--- Start Material shown ---

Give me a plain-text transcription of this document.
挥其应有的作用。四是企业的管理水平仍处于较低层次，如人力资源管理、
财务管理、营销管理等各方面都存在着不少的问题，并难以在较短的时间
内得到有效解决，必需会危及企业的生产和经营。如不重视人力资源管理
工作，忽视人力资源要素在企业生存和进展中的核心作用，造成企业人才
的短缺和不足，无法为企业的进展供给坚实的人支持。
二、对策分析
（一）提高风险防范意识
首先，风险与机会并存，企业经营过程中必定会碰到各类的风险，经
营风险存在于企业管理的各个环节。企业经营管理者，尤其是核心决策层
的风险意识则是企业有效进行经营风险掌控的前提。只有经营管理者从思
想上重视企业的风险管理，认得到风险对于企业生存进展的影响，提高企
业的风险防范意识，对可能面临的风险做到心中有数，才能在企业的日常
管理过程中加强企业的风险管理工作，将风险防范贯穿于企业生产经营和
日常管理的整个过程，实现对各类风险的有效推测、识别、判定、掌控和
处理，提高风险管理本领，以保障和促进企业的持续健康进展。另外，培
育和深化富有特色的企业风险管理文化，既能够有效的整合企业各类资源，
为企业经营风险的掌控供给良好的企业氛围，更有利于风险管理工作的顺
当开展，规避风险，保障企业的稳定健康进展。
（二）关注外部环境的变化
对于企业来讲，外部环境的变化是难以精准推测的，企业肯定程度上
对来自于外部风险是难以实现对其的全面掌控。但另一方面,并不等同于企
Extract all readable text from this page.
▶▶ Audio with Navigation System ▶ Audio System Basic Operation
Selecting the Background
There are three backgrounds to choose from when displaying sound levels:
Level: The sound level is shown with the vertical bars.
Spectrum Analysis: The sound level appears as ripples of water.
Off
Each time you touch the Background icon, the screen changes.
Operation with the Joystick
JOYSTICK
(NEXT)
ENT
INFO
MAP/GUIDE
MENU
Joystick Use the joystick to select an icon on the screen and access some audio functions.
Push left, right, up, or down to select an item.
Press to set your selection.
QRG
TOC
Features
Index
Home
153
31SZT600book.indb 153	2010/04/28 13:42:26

--- End Material shown ---

## Task to complete:
Only the lines from the one holding "Extract all readable text from this page." through the end of the listing should be given again, exactly and with both ends included.

## Final result:
Extract all readable text from this page.
▶▶ Audio with Navigation System ▶ Audio System Basic Operation
Selecting the Background
There are three backgrounds to choose from when displaying sound levels:
Level: The sound level is shown with the vertical bars.
Spectrum Analysis: The sound level appears as ripples of water.
Off
Each time you touch the Background icon, the screen changes.
Operation with the Joystick
JOYSTICK
(NEXT)
ENT
INFO
MAP/GUIDE
MENU
Joystick Use the joystick to select an icon on the screen and access some audio functions.
Push left, right, up, or down to select an item.
Press to set your selection.
QRG
TOC
Features
Index
Home
153
31SZT600book.indb 153	2010/04/28 13:42:26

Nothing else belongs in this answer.